AIM OF THE EXERCISE> Scan the lines below for the string "name" and copy every one that has it.

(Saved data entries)

-- START --

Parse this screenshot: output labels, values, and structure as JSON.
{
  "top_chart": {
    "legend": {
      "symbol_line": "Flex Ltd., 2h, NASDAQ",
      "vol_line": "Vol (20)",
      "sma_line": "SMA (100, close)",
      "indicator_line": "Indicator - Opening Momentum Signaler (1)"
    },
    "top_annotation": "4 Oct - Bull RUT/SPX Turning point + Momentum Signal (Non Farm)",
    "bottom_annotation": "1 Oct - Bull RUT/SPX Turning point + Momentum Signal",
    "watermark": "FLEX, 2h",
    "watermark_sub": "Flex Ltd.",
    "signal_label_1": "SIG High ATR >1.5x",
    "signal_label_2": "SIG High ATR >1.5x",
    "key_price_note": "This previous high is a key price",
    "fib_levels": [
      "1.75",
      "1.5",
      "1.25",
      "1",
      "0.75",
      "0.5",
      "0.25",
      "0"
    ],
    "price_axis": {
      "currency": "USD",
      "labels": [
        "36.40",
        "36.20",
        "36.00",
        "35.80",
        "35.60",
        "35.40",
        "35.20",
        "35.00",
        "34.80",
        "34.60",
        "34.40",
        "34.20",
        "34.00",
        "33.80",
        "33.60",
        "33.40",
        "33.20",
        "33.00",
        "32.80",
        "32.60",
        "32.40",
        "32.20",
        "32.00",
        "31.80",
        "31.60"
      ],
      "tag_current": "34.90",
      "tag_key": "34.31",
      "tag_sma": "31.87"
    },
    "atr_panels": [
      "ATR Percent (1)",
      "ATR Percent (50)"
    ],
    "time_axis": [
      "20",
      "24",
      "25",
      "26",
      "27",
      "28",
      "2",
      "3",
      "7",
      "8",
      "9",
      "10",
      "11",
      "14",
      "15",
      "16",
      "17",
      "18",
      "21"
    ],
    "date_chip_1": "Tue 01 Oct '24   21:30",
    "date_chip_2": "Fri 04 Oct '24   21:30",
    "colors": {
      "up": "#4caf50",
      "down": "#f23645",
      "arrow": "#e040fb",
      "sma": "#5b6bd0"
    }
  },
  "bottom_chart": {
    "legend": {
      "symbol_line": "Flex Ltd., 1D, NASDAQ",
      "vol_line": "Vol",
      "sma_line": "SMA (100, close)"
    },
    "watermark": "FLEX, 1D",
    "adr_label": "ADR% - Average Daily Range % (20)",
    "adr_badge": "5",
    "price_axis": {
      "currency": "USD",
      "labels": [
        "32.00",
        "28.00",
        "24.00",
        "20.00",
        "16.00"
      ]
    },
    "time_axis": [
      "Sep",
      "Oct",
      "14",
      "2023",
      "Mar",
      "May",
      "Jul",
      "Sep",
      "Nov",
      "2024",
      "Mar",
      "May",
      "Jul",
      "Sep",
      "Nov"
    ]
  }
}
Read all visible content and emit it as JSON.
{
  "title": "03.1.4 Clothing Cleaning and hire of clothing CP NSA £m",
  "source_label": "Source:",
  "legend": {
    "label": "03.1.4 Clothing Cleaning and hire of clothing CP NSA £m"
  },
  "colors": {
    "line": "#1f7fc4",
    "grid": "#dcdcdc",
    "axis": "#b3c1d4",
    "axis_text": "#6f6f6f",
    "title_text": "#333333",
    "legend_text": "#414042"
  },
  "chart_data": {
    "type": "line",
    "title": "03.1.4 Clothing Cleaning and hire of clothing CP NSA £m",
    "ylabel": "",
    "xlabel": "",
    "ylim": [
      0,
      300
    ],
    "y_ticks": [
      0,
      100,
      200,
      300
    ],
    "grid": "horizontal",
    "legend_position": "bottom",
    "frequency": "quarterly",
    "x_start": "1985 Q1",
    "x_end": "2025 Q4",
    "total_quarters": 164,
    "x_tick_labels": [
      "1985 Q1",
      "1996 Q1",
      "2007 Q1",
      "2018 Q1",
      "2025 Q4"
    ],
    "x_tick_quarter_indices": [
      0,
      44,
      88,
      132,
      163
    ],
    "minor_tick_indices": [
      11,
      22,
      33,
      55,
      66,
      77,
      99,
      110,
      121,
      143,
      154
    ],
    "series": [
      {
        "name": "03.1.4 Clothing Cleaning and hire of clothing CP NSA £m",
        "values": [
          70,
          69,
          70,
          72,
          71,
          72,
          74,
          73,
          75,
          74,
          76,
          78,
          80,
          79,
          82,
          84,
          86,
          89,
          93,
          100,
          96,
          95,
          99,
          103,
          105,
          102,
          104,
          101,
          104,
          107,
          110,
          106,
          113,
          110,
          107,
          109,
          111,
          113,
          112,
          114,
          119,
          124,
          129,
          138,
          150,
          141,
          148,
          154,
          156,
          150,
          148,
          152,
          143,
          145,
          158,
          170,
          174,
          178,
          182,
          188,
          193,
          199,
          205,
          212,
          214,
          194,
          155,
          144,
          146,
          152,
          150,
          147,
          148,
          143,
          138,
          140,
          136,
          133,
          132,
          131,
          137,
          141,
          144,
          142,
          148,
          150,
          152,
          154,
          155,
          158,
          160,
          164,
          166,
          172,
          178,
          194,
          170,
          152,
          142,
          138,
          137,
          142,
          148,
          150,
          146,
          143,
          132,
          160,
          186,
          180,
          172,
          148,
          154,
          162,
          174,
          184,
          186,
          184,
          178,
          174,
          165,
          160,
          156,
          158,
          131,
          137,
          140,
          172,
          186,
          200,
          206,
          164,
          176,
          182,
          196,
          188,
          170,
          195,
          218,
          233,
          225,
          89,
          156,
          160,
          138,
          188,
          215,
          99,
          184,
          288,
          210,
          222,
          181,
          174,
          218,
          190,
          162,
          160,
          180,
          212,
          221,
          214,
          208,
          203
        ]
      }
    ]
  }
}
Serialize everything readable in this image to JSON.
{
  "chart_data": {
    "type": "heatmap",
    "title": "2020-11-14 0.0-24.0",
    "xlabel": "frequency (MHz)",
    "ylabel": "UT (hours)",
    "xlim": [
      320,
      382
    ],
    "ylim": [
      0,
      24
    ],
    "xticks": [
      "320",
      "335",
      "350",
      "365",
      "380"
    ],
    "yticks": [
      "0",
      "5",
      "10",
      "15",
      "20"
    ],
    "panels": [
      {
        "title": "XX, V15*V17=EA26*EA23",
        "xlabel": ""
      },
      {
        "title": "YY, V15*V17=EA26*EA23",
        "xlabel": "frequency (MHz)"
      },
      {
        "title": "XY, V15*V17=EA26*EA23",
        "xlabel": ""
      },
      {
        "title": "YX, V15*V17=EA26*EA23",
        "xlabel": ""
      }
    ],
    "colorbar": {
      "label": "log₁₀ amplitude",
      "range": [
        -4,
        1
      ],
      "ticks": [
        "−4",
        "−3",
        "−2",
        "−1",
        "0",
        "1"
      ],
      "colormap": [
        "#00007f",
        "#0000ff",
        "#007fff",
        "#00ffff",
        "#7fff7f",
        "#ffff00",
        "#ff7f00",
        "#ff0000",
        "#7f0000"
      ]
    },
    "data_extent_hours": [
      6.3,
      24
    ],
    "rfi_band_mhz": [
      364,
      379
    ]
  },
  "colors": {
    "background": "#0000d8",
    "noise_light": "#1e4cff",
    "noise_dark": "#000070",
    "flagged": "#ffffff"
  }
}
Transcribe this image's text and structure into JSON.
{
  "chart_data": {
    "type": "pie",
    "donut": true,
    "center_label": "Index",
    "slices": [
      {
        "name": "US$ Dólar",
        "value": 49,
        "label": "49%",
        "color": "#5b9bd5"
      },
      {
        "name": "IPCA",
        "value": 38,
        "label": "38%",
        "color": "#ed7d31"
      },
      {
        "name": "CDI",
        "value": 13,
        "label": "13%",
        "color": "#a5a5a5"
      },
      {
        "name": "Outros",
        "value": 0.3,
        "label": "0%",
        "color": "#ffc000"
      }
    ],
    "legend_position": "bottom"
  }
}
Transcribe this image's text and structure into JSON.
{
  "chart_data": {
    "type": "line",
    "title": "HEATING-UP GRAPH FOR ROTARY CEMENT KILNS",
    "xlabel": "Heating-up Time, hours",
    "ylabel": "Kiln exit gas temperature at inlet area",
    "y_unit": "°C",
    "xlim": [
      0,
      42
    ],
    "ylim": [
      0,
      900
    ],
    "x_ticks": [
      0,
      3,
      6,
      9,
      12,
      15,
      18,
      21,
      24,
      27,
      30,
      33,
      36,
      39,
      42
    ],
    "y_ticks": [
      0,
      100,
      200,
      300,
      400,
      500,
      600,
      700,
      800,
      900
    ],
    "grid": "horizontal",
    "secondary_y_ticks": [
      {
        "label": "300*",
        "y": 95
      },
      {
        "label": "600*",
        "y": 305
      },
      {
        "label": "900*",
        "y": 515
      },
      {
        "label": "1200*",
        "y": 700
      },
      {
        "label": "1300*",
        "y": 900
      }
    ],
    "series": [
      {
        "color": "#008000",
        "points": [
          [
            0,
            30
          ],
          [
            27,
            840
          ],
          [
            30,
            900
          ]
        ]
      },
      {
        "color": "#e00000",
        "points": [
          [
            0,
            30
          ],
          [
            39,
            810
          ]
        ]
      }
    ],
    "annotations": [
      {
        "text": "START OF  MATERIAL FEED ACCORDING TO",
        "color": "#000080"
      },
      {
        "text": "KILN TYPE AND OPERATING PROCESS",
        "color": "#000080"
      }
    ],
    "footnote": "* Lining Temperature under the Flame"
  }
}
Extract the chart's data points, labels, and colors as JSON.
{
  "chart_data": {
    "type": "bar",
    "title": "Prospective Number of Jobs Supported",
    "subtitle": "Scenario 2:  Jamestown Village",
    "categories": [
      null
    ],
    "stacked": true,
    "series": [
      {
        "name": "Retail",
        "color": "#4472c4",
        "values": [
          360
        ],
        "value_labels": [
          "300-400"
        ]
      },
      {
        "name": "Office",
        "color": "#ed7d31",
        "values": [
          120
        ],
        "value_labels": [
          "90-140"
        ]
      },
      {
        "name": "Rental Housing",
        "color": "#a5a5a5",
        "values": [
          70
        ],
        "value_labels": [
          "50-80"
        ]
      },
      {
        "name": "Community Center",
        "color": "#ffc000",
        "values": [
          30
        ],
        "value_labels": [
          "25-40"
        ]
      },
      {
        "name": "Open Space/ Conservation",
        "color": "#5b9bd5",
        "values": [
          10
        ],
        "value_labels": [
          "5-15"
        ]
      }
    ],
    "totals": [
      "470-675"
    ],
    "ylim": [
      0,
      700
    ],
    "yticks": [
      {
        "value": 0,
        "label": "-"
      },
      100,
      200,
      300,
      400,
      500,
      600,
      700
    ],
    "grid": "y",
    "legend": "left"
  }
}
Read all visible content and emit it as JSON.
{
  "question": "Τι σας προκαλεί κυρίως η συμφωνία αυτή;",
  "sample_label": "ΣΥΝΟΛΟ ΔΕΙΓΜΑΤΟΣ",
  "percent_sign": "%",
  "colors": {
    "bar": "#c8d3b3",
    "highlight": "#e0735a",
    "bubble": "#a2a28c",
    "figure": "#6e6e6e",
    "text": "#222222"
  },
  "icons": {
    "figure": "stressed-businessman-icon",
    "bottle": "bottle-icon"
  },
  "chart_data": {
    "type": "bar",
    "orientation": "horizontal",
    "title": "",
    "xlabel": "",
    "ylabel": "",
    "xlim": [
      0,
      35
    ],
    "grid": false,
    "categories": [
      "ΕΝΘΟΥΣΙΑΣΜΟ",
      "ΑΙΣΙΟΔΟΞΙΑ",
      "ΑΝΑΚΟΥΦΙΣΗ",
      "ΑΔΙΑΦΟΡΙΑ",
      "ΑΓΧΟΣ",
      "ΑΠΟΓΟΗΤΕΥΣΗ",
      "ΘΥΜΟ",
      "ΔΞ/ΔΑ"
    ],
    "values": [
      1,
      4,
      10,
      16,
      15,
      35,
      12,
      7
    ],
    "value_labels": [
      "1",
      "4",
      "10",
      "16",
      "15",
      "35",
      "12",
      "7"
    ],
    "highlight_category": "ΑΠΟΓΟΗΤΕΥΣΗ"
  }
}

-- END --

SOLVED PROBLEM>
        "name": "03.1.4 Clothing Cleaning and hire of clothing CP NSA £m",
        "name": "US$ Dólar",
        "name": "IPCA",
        "name": "CDI",
        "name": "Outros",
        "name": "Retail",
        "name": "Office",
        "name": "Rental Housing",
        "name": "Community Center",
        "name": "Open Space/ Conservation",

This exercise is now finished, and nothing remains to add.